■ What you need to do
Below is some material; set it all down exactly, apart from the pictures.

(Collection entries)
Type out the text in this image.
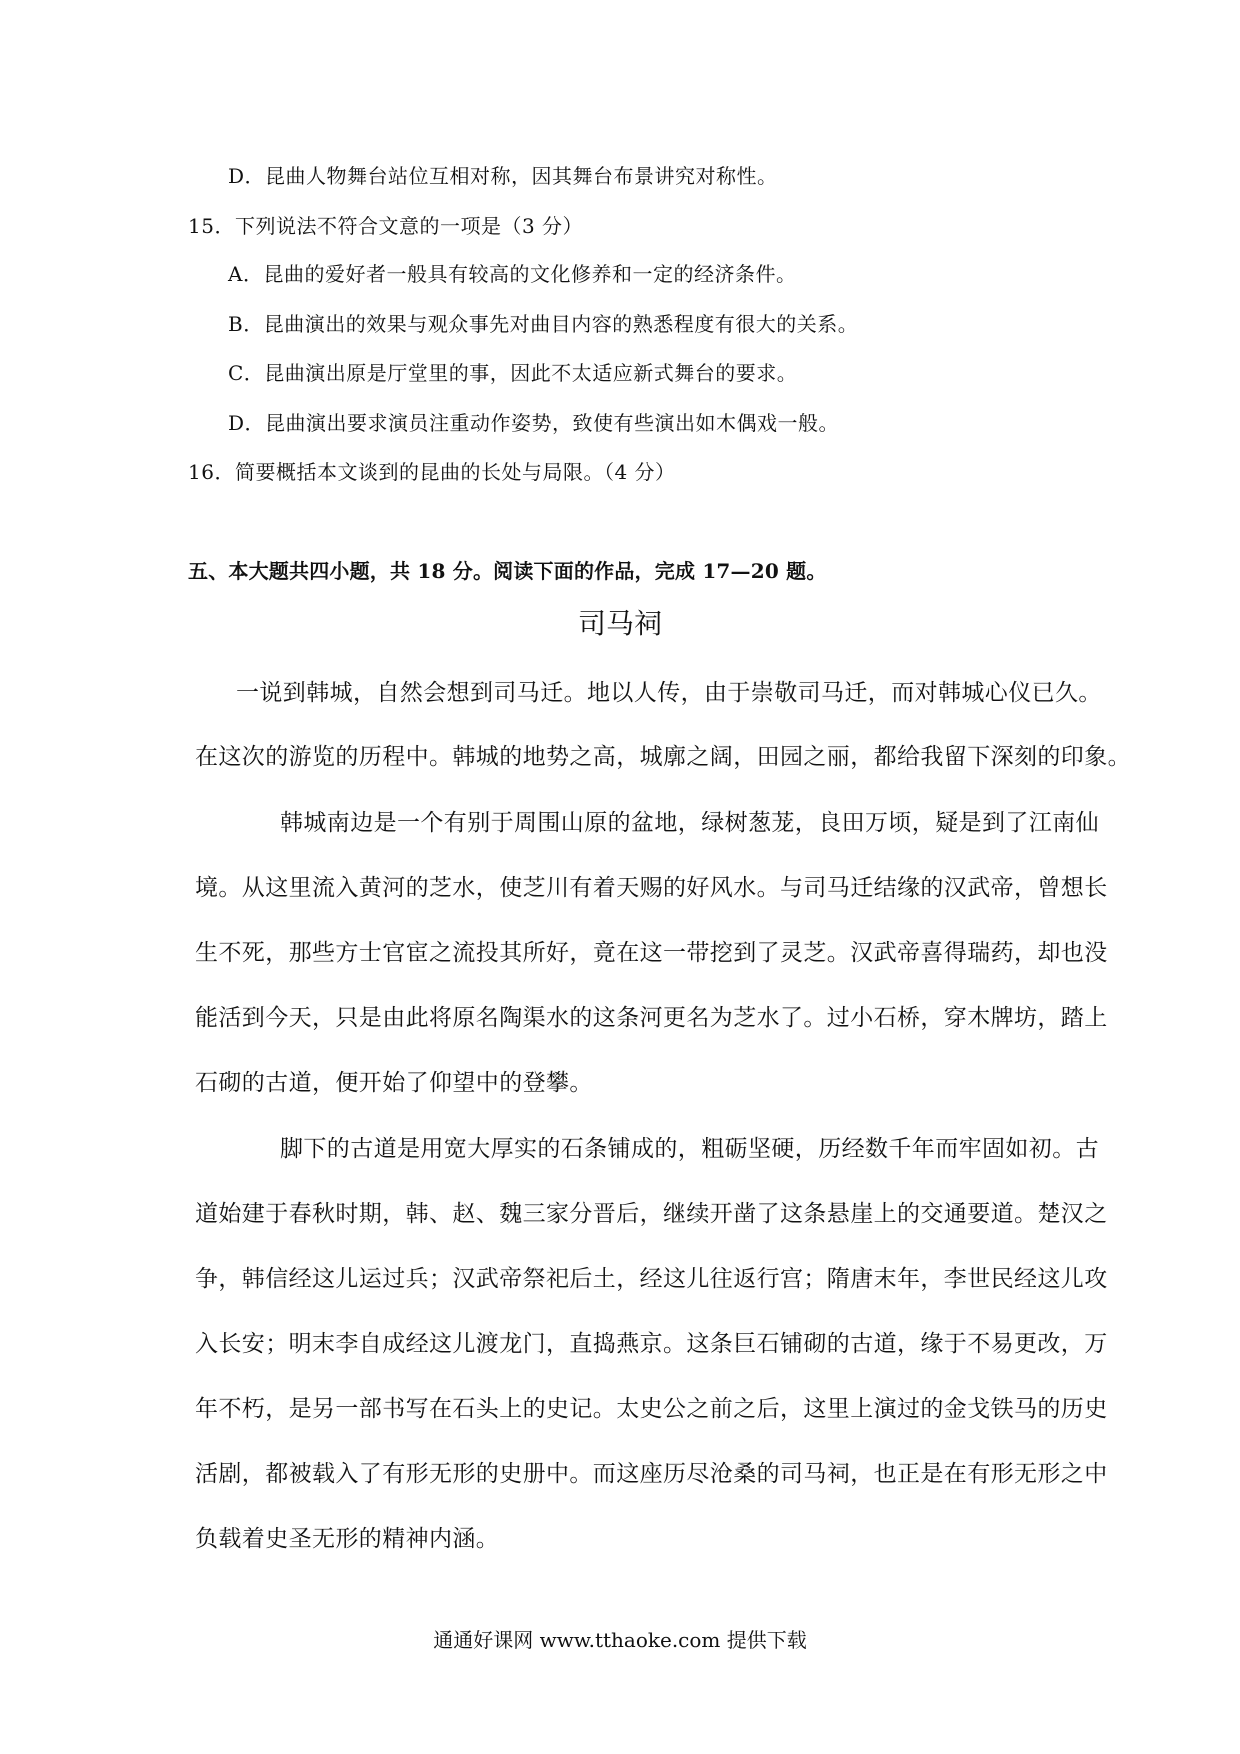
D．昆曲人物舞台站位互相对称，因其舞台布景讲究对称性。
15．下列说法不符合文意的一项是（3 分）
A．昆曲的爱好者一般具有较高的文化修养和一定的经济条件。
B．昆曲演出的效果与观众事先对曲目内容的熟悉程度有很大的关系。
C．昆曲演出原是厅堂里的事，因此不太适应新式舞台的要求。
D．昆曲演出要求演员注重动作姿势，致使有些演出如木偶戏一般。
16．简要概括本文谈到的昆曲的长处与局限。（4 分）
五、本大题共四小题，共 18 分。阅读下面的作品，完成 17—20 题。
司马祠
一说到韩城，自然会想到司马迁。地以人传，由于崇敬司马迁，而对韩城心仪已久。
在这次的游览的历程中。韩城的地势之高，城廓之阔，田园之丽，都给我留下深刻的印象。
韩城南边是一个有别于周围山原的盆地，绿树葱茏，良田万顷，疑是到了江南仙
境。从这里流入黄河的芝水，使芝川有着天赐的好风水。与司马迁结缘的汉武帝，曾想长
生不死，那些方士官宦之流投其所好，竟在这一带挖到了灵芝。汉武帝喜得瑞药，却也没
能活到今天，只是由此将原名陶渠水的这条河更名为芝水了。过小石桥，穿木牌坊，踏上
石砌的古道，便开始了仰望中的登攀。
脚下的古道是用宽大厚实的石条铺成的，粗砺坚硬，历经数千年而牢固如初。古
道始建于春秋时期，韩、赵、魏三家分晋后，继续开凿了这条悬崖上的交通要道。楚汉之
争，韩信经这儿运过兵；汉武帝祭祀后土，经这儿往返行宫；隋唐末年，李世民经这儿攻
入长安；明末李自成经这儿渡龙门，直捣燕京。这条巨石铺砌的古道，缘于不易更改，万
年不朽，是另一部书写在石头上的史记。太史公之前之后，这里上演过的金戈铁马的历史
活剧，都被载入了有形无形的史册中。而这座历尽沧桑的司马祠，也正是在有形无形之中
负载着史圣无形的精神内涵。
通通好课网 www.tthaoke.com 提供下载
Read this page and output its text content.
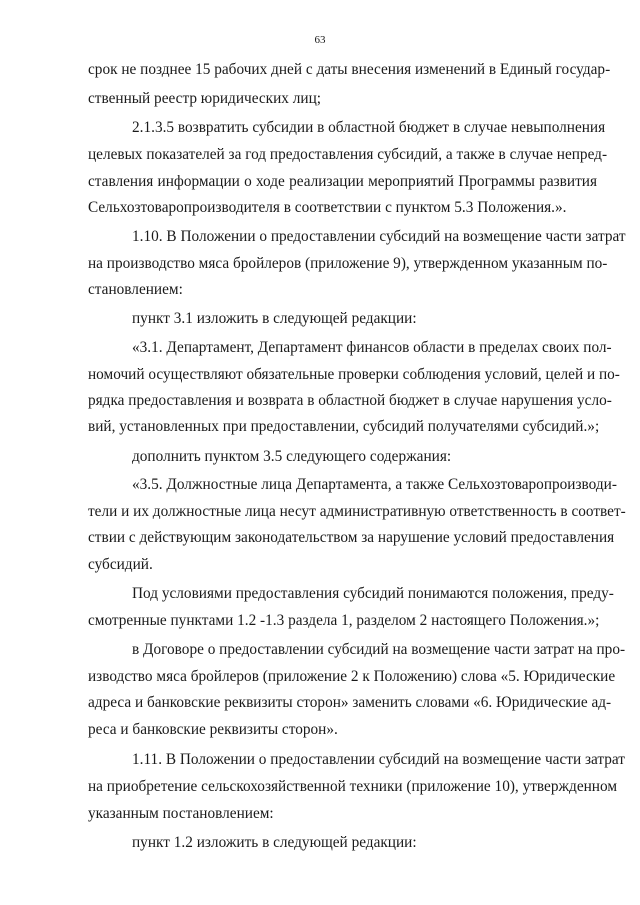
63
срок не позднее 15 рабочих дней с даты внесения изменений в Единый государ-
ственный реестр юридических лиц;
2.1.3.5 возвратить субсидии в областной бюджет в случае невыполнения
целевых показателей за год предоставления субсидий, а также в случае непред-
ставления информации о ходе реализации мероприятий Программы развития
Сельхозтоваропроизводителя в соответствии с пунктом 5.3 Положения.».
1.10. В Положении о предоставлении субсидий на возмещение части затрат
на производство мяса бройлеров (приложение 9), утвержденном указанным по-
становлением:
пункт 3.1 изложить в следующей редакции:
«3.1. Департамент, Департамент финансов области в пределах своих пол-
номочий осуществляют обязательные проверки соблюдения условий, целей и по-
рядка предоставления и возврата в областной бюджет в случае нарушения усло-
вий, установленных при предоставлении, субсидий получателями субсидий.»;
дополнить пунктом 3.5 следующего содержания:
«3.5. Должностные лица Департамента, а также Сельхозтоваропроизводи-
тели и их должностные лица несут административную ответственность в соответ-
ствии с действующим законодательством за нарушение условий предоставления
субсидий.
Под условиями предоставления субсидий понимаются положения, преду-
смотренные пунктами 1.2 -1.3 раздела 1, разделом 2 настоящего Положения.»;
в Договоре о предоставлении субсидий на возмещение части затрат на про-
изводство мяса бройлеров (приложение 2 к Положению) слова «5. Юридические
адреса и банковские реквизиты сторон» заменить словами «6. Юридические ад-
реса и банковские реквизиты сторон».
1.11. В Положении о предоставлении субсидий на возмещение части затрат
на приобретение сельскохозяйственной техники (приложение 10), утвержденном
указанным постановлением:
пункт 1.2 изложить в следующей редакции:
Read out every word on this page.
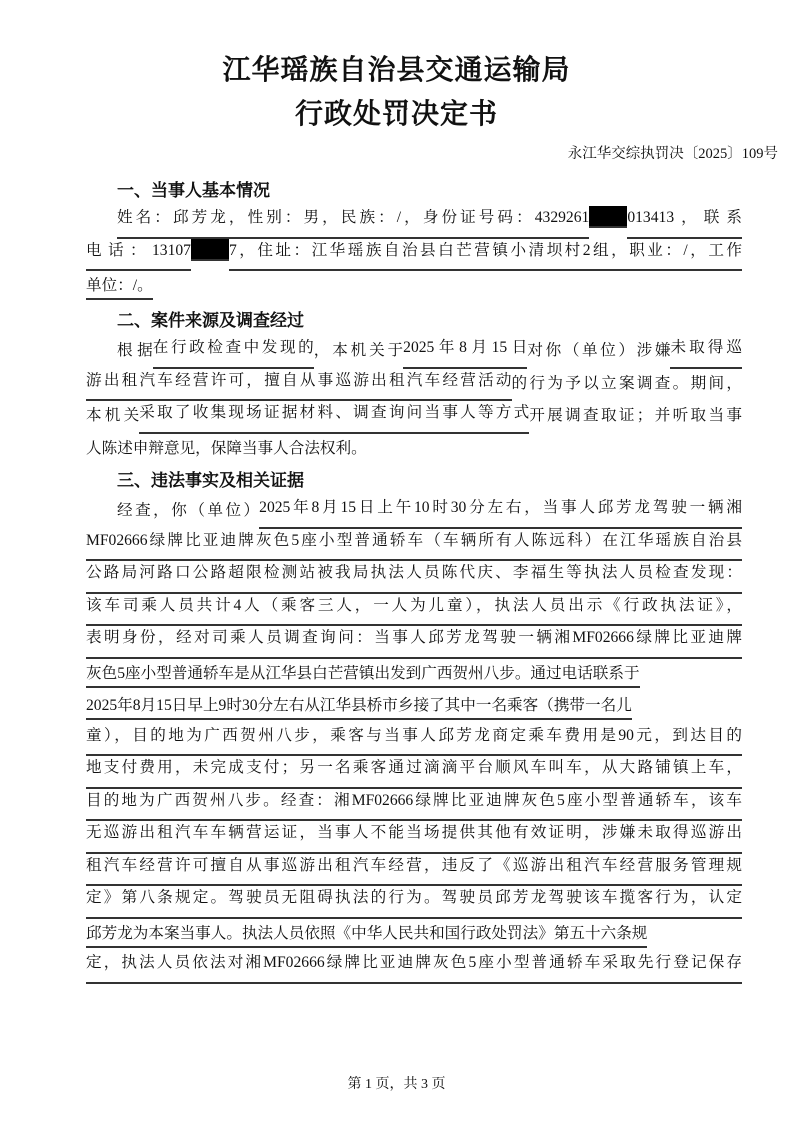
江华瑶族自治县交通运输局
行政处罚决定书
永江华交综执罚决〔2025〕109号
一、当事人基本情况
姓名：邱芳龙，性别：男，民族：/，身份证号码：4329261 013413，联系
电话：13107 7，住址：江华瑶族自治县白芒营镇小清坝村2组，职业：/，工作
单位：/。
二、案件来源及调查经过
根据 在行政检查中发现的 ，本机关于 2025年8月15日 对你（单位）涉嫌 未取得巡
游出租汽车经营许可，擅自从事巡游出租汽车经营活动 的行为予以立案调查。期间，
本机关 采取了收集现场证据材料、调查询问当事人等方式 开展调查取证；并听取当事
人陈述申辩意见，保障当事人合法权利。
三、违法事实及相关证据
经查，你（单位） 2025年8月15日上午10时30分左右，当事人邱芳龙驾驶一辆湘
MF02666绿牌比亚迪牌灰色5座小型普通轿车（车辆所有人陈远科）在江华瑶族自治县
公路局河路口公路超限检测站被我局执法人员陈代庆、李福生等执法人员检查发现：
该车司乘人员共计4人（乘客三人，一人为儿童），执法人员出示《行政执法证》，
表明身份，经对司乘人员调查询问：当事人邱芳龙驾驶一辆湘MF02666绿牌比亚迪牌
灰色5座小型普通轿车是从江华县白芒营镇出发到广西贺州八步。通过电话联系于
2025年8月15日早上9时30分左右从江华县桥市乡接了其中一名乘客（携带一名儿
童），目的地为广西贺州八步，乘客与当事人邱芳龙商定乘车费用是90元，到达目的
地支付费用，未完成支付；另一名乘客通过滴滴平台顺风车叫车，从大路铺镇上车，
目的地为广西贺州八步。经查：湘MF02666绿牌比亚迪牌灰色5座小型普通轿车，该车
无巡游出租汽车车辆营运证，当事人不能当场提供其他有效证明，涉嫌未取得巡游出
租汽车经营许可擅自从事巡游出租汽车经营，违反了《巡游出租汽车经营服务管理规
定》第八条规定。驾驶员无阻碍执法的行为。驾驶员邱芳龙驾驶该车揽客行为，认定
邱芳龙为本案当事人。执法人员依照《中华人民共和国行政处罚法》第五十六条规
定，执法人员依法对湘MF02666绿牌比亚迪牌灰色5座小型普通轿车采取先行登记保存
第 1 页，共 3 页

■ The result
Type out the text in this image.
D．昆曲人物舞台站位互相对称，因其舞台布景讲究对称性。
15．下列说法不符合文意的一项是（3 分）
A．昆曲的爱好者一般具有较高的文化修养和一定的经济条件。
B．昆曲演出的效果与观众事先对曲目内容的熟悉程度有很大的关系。
C．昆曲演出原是厅堂里的事，因此不太适应新式舞台的要求。
D．昆曲演出要求演员注重动作姿势，致使有些演出如木偶戏一般。
16．简要概括本文谈到的昆曲的长处与局限。（4 分）
五、本大题共四小题，共 18 分。阅读下面的作品，完成 17—20 题。
司马祠
一说到韩城，自然会想到司马迁。地以人传，由于崇敬司马迁，而对韩城心仪已久。
在这次的游览的历程中。韩城的地势之高，城廓之阔，田园之丽，都给我留下深刻的印象。
韩城南边是一个有别于周围山原的盆地，绿树葱茏，良田万顷，疑是到了江南仙
境。从这里流入黄河的芝水，使芝川有着天赐的好风水。与司马迁结缘的汉武帝，曾想长
生不死，那些方士官宦之流投其所好，竟在这一带挖到了灵芝。汉武帝喜得瑞药，却也没
能活到今天，只是由此将原名陶渠水的这条河更名为芝水了。过小石桥，穿木牌坊，踏上
石砌的古道，便开始了仰望中的登攀。
脚下的古道是用宽大厚实的石条铺成的，粗砺坚硬，历经数千年而牢固如初。古
道始建于春秋时期，韩、赵、魏三家分晋后，继续开凿了这条悬崖上的交通要道。楚汉之
争，韩信经这儿运过兵；汉武帝祭祀后土，经这儿往返行宫；隋唐末年，李世民经这儿攻
入长安；明末李自成经这儿渡龙门，直捣燕京。这条巨石铺砌的古道，缘于不易更改，万
年不朽，是另一部书写在石头上的史记。太史公之前之后，这里上演过的金戈铁马的历史
活剧，都被载入了有形无形的史册中。而这座历尽沧桑的司马祠，也正是在有形无形之中
负载着史圣无形的精神内涵。
通通好课网 www.tthaoke.com 提供下载
Read this page and output its text content.
63
срок не позднее 15 рабочих дней с даты внесения изменений в Единый государ-
ственный реестр юридических лиц;
2.1.3.5 возвратить субсидии в областной бюджет в случае невыполнения
целевых показателей за год предоставления субсидий, а также в случае непред-
ставления информации о ходе реализации мероприятий Программы развития
Сельхозтоваропроизводителя в соответствии с пунктом 5.3 Положения.».
1.10. В Положении о предоставлении субсидий на возмещение части затрат
на производство мяса бройлеров (приложение 9), утвержденном указанным по-
становлением:
пункт 3.1 изложить в следующей редакции:
«3.1. Департамент, Департамент финансов области в пределах своих пол-
номочий осуществляют обязательные проверки соблюдения условий, целей и по-
рядка предоставления и возврата в областной бюджет в случае нарушения усло-
вий, установленных при предоставлении, субсидий получателями субсидий.»;
дополнить пунктом 3.5 следующего содержания:
«3.5. Должностные лица Департамента, а также Сельхозтоваропроизводи-
тели и их должностные лица несут административную ответственность в соответ-
ствии с действующим законодательством за нарушение условий предоставления
субсидий.
Под условиями предоставления субсидий понимаются положения, преду-
смотренные пунктами 1.2 -1.3 раздела 1, разделом 2 настоящего Положения.»;
в Договоре о предоставлении субсидий на возмещение части затрат на про-
изводство мяса бройлеров (приложение 2 к Положению) слова «5. Юридические
адреса и банковские реквизиты сторон» заменить словами «6. Юридические ад-
реса и банковские реквизиты сторон».
1.11. В Положении о предоставлении субсидий на возмещение части затрат
на приобретение сельскохозяйственной техники (приложение 10), утвержденном
указанным постановлением:
пункт 1.2 изложить в следующей редакции:
Read out every word on this page.
江华瑶族自治县交通运输局
行政处罚决定书
永江华交综执罚决〔2025〕109号
一、当事人基本情况
姓名：邱芳龙，性别：男，民族：/，身份证号码：4329261 013413，联系
电话：13107 7，住址：江华瑶族自治县白芒营镇小清坝村2组，职业：/，工作
单位：/。
二、案件来源及调查经过
根据 在行政检查中发现的 ，本机关于 2025年8月15日 对你（单位）涉嫌 未取得巡
游出租汽车经营许可，擅自从事巡游出租汽车经营活动 的行为予以立案调查。期间，
本机关 采取了收集现场证据材料、调查询问当事人等方式 开展调查取证；并听取当事
人陈述申辩意见，保障当事人合法权利。
三、违法事实及相关证据
经查，你（单位） 2025年8月15日上午10时30分左右，当事人邱芳龙驾驶一辆湘
MF02666绿牌比亚迪牌灰色5座小型普通轿车（车辆所有人陈远科）在江华瑶族自治县
公路局河路口公路超限检测站被我局执法人员陈代庆、李福生等执法人员检查发现：
该车司乘人员共计4人（乘客三人，一人为儿童），执法人员出示《行政执法证》，
表明身份，经对司乘人员调查询问：当事人邱芳龙驾驶一辆湘MF02666绿牌比亚迪牌
灰色5座小型普通轿车是从江华县白芒营镇出发到广西贺州八步。通过电话联系于
2025年8月15日早上9时30分左右从江华县桥市乡接了其中一名乘客（携带一名儿
童），目的地为广西贺州八步，乘客与当事人邱芳龙商定乘车费用是90元，到达目的
地支付费用，未完成支付；另一名乘客通过滴滴平台顺风车叫车，从大路铺镇上车，
目的地为广西贺州八步。经查：湘MF02666绿牌比亚迪牌灰色5座小型普通轿车，该车
无巡游出租汽车车辆营运证，当事人不能当场提供其他有效证明，涉嫌未取得巡游出
租汽车经营许可擅自从事巡游出租汽车经营，违反了《巡游出租汽车经营服务管理规
定》第八条规定。驾驶员无阻碍执法的行为。驾驶员邱芳龙驾驶该车揽客行为，认定
邱芳龙为本案当事人。执法人员依照《中华人民共和国行政处罚法》第五十六条规
定，执法人员依法对湘MF02666绿牌比亚迪牌灰色5座小型普通轿车采取先行登记保存
第 1 页，共 3 页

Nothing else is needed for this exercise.